Given exercise: Quote every line as given.
BEGIN Data shown
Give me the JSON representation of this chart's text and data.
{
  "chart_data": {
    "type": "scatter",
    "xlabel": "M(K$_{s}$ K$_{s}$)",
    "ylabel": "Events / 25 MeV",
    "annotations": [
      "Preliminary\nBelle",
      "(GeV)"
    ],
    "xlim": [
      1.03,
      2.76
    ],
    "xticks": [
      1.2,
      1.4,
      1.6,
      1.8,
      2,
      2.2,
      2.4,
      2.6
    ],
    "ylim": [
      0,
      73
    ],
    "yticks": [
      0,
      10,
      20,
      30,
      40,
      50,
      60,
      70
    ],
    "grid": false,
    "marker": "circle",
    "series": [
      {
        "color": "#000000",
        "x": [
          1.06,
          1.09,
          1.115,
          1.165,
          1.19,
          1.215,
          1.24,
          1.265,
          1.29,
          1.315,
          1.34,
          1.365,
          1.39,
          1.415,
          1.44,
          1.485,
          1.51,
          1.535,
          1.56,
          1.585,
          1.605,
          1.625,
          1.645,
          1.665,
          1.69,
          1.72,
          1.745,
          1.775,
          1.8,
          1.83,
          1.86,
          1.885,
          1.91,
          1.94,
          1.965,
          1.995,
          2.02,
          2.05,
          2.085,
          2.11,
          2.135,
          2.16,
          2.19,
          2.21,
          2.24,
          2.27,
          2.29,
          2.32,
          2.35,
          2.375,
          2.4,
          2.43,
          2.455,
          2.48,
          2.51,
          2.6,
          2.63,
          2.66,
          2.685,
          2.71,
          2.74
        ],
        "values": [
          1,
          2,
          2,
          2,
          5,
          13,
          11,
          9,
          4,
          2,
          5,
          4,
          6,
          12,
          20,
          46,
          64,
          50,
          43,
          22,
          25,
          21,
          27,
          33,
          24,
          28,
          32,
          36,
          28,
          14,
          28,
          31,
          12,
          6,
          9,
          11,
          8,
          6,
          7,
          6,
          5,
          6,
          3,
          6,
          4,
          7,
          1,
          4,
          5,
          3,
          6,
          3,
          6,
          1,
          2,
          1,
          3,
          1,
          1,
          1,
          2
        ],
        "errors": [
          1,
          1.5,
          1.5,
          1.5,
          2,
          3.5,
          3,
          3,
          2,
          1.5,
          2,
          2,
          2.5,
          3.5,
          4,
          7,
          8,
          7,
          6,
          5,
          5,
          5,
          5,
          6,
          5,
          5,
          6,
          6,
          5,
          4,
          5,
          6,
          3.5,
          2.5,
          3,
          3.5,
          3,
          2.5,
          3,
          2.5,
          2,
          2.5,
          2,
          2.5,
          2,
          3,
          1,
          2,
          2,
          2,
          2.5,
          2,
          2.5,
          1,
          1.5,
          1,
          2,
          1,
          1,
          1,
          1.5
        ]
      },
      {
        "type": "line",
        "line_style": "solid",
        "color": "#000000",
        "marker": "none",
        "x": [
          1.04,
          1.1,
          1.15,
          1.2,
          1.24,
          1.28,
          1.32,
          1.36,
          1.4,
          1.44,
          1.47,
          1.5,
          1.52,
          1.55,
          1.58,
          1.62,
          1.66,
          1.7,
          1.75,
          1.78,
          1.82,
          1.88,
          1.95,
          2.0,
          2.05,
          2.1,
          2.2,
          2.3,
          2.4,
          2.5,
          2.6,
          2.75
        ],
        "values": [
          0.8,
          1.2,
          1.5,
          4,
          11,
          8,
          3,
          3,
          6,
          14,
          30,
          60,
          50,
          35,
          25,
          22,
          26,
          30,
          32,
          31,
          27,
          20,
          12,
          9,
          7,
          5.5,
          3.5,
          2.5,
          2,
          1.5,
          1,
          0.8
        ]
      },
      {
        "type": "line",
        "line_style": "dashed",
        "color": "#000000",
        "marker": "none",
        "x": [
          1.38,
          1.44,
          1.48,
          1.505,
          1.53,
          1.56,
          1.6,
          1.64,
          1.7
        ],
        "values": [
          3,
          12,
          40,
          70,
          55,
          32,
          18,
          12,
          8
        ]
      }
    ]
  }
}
END Data shown
Reply to the task:
Give me the JSON representation of this chart's text and data.
{
  "chart_data": {
    "type": "scatter",
    "xlabel": "M(K$_{s}$ K$_{s}$)",
    "ylabel": "Events / 25 MeV",
    "annotations": [
      "Preliminary\nBelle",
      "(GeV)"
    ],
    "xlim": [
      1.03,
      2.76
    ],
    "xticks": [
      1.2,
      1.4,
      1.6,
      1.8,
      2,
      2.2,
      2.4,
      2.6
    ],
    "ylim": [
      0,
      73
    ],
    "yticks": [
      0,
      10,
      20,
      30,
      40,
      50,
      60,
      70
    ],
    "grid": false,
    "marker": "circle",
    "series": [
      {
        "color": "#000000",
        "x": [
          1.06,
          1.09,
          1.115,
          1.165,
          1.19,
          1.215,
          1.24,
          1.265,
          1.29,
          1.315,
          1.34,
          1.365,
          1.39,
          1.415,
          1.44,
          1.485,
          1.51,
          1.535,
          1.56,
          1.585,
          1.605,
          1.625,
          1.645,
          1.665,
          1.69,
          1.72,
          1.745,
          1.775,
          1.8,
          1.83,
          1.86,
          1.885,
          1.91,
          1.94,
          1.965,
          1.995,
          2.02,
          2.05,
          2.085,
          2.11,
          2.135,
          2.16,
          2.19,
          2.21,
          2.24,
          2.27,
          2.29,
          2.32,
          2.35,
          2.375,
          2.4,
          2.43,
          2.455,
          2.48,
          2.51,
          2.6,
          2.63,
          2.66,
          2.685,
          2.71,
          2.74
        ],
        "values": [
          1,
          2,
          2,
          2,
          5,
          13,
          11,
          9,
          4,
          2,
          5,
          4,
          6,
          12,
          20,
          46,
          64,
          50,
          43,
          22,
          25,
          21,
          27,
          33,
          24,
          28,
          32,
          36,
          28,
          14,
          28,
          31,
          12,
          6,
          9,
          11,
          8,
          6,
          7,
          6,
          5,
          6,
          3,
          6,
          4,
          7,
          1,
          4,
          5,
          3,
          6,
          3,
          6,
          1,
          2,
          1,
          3,
          1,
          1,
          1,
          2
        ],
        "errors": [
          1,
          1.5,
          1.5,
          1.5,
          2,
          3.5,
          3,
          3,
          2,
          1.5,
          2,
          2,
          2.5,
          3.5,
          4,
          7,
          8,
          7,
          6,
          5,
          5,
          5,
          5,
          6,
          5,
          5,
          6,
          6,
          5,
          4,
          5,
          6,
          3.5,
          2.5,
          3,
          3.5,
          3,
          2.5,
          3,
          2.5,
          2,
          2.5,
          2,
          2.5,
          2,
          3,
          1,
          2,
          2,
          2,
          2.5,
          2,
          2.5,
          1,
          1.5,
          1,
          2,
          1,
          1,
          1,
          1.5
        ]
      },
      {
        "type": "line",
        "line_style": "solid",
        "color": "#000000",
        "marker": "none",
        "x": [
          1.04,
          1.1,
          1.15,
          1.2,
          1.24,
          1.28,
          1.32,
          1.36,
          1.4,
          1.44,
          1.47,
          1.5,
          1.52,
          1.55,
          1.58,
          1.62,
          1.66,
          1.7,
          1.75,
          1.78,
          1.82,
          1.88,
          1.95,
          2.0,
          2.05,
          2.1,
          2.2,
          2.3,
          2.4,
          2.5,
          2.6,
          2.75
        ],
        "values": [
          0.8,
          1.2,
          1.5,
          4,
          11,
          8,
          3,
          3,
          6,
          14,
          30,
          60,
          50,
          35,
          25,
          22,
          26,
          30,
          32,
          31,
          27,
          20,
          12,
          9,
          7,
          5.5,
          3.5,
          2.5,
          2,
          1.5,
          1,
          0.8
        ]
      },
      {
        "type": "line",
        "line_style": "dashed",
        "color": "#000000",
        "marker": "none",
        "x": [
          1.38,
          1.44,
          1.48,
          1.505,
          1.53,
          1.56,
          1.6,
          1.64,
          1.7
        ],
        "values": [
          3,
          12,
          40,
          70,
          55,
          32,
          18,
          12,
          8
        ]
      }
    ]
  }
}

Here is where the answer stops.